TASK GOAL: Wherever the word "this" shows up in a line, please copy that line.
[start of RECORDS PROVIDED]
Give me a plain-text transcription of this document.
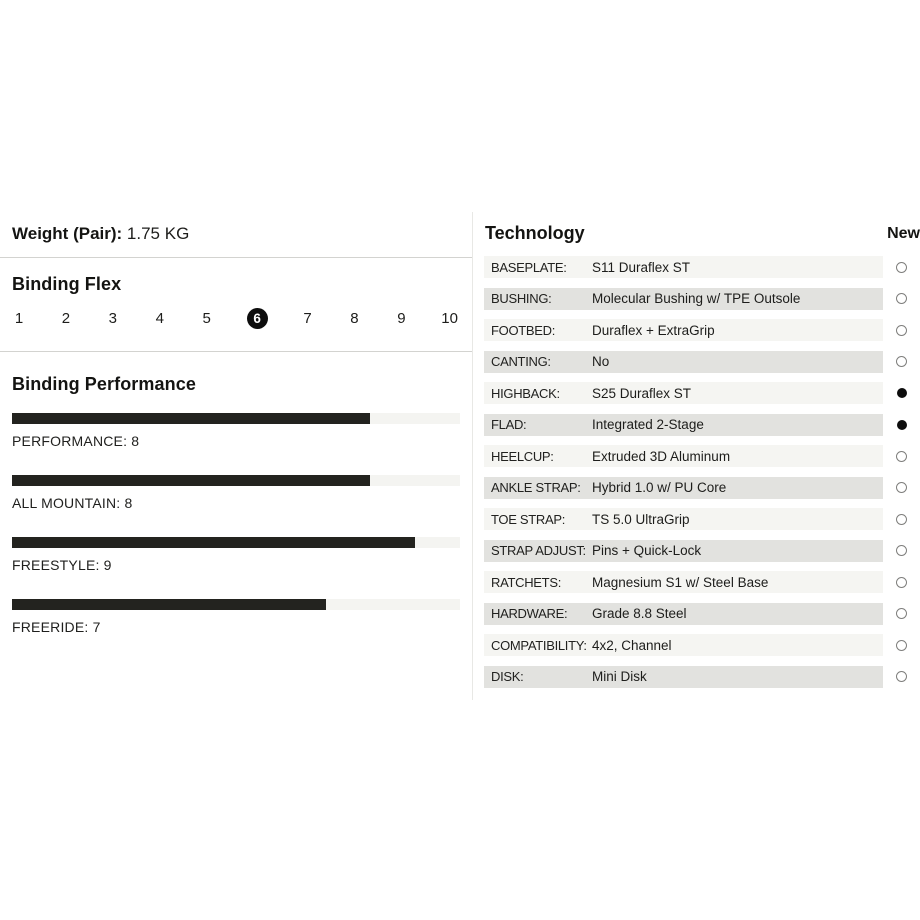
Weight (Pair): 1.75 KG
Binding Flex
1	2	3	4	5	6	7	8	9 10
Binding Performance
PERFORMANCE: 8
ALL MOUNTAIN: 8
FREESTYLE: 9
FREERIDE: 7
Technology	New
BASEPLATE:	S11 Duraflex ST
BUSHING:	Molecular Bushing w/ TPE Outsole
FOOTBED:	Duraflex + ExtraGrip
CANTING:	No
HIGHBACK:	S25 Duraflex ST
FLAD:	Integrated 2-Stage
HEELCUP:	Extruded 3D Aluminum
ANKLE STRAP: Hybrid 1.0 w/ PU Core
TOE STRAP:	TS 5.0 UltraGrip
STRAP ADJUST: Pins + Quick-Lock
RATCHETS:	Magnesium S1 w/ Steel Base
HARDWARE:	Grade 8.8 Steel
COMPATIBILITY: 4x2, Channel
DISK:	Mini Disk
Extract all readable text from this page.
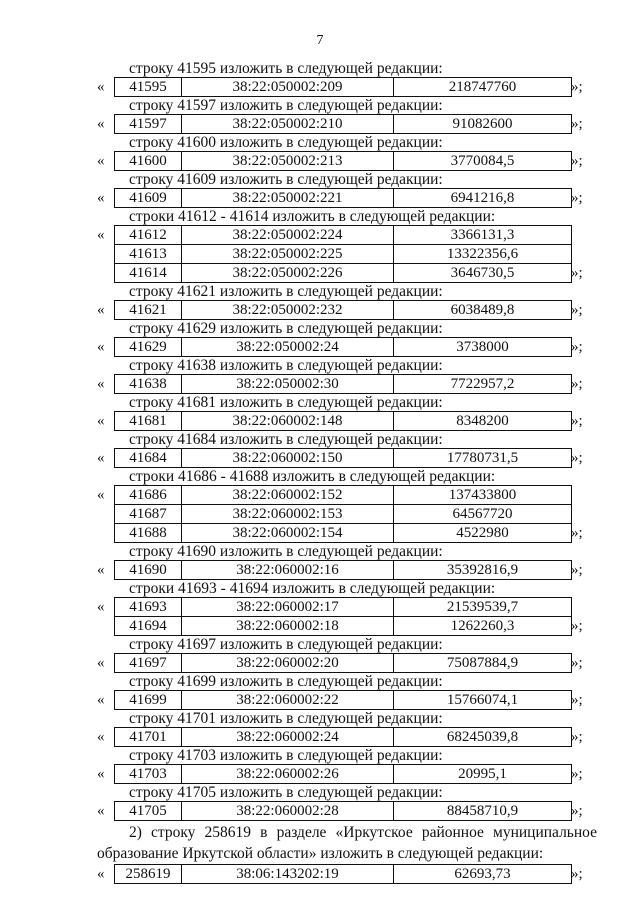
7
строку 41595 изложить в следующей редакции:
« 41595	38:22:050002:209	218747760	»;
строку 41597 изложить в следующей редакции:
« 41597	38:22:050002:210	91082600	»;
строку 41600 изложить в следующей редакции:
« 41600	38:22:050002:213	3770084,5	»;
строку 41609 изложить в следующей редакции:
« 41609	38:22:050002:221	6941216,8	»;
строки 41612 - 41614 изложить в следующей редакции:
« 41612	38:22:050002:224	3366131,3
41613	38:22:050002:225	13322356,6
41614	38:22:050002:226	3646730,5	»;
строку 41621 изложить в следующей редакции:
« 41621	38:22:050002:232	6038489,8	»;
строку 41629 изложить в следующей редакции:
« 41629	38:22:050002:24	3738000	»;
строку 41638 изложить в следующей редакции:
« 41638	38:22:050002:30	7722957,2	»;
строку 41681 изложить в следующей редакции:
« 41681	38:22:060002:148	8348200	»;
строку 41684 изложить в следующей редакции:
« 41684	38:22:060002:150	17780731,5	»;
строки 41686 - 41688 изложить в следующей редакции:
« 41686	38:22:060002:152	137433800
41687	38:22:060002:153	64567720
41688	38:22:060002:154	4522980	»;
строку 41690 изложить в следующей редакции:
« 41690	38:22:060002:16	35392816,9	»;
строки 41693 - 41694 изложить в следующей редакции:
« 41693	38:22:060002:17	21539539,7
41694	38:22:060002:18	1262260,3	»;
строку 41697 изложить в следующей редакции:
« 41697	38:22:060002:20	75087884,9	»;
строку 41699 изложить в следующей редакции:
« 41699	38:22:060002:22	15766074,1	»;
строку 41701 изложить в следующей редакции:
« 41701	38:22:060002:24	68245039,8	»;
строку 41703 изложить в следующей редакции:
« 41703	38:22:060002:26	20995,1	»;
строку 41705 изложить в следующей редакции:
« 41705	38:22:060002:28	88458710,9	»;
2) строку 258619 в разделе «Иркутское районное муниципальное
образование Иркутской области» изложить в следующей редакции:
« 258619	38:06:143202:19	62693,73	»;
[end of RECORDS PROVIDED]
FINAL RESULT:
Give me a plain-text transcription of this document.
Extract all readable text from this page.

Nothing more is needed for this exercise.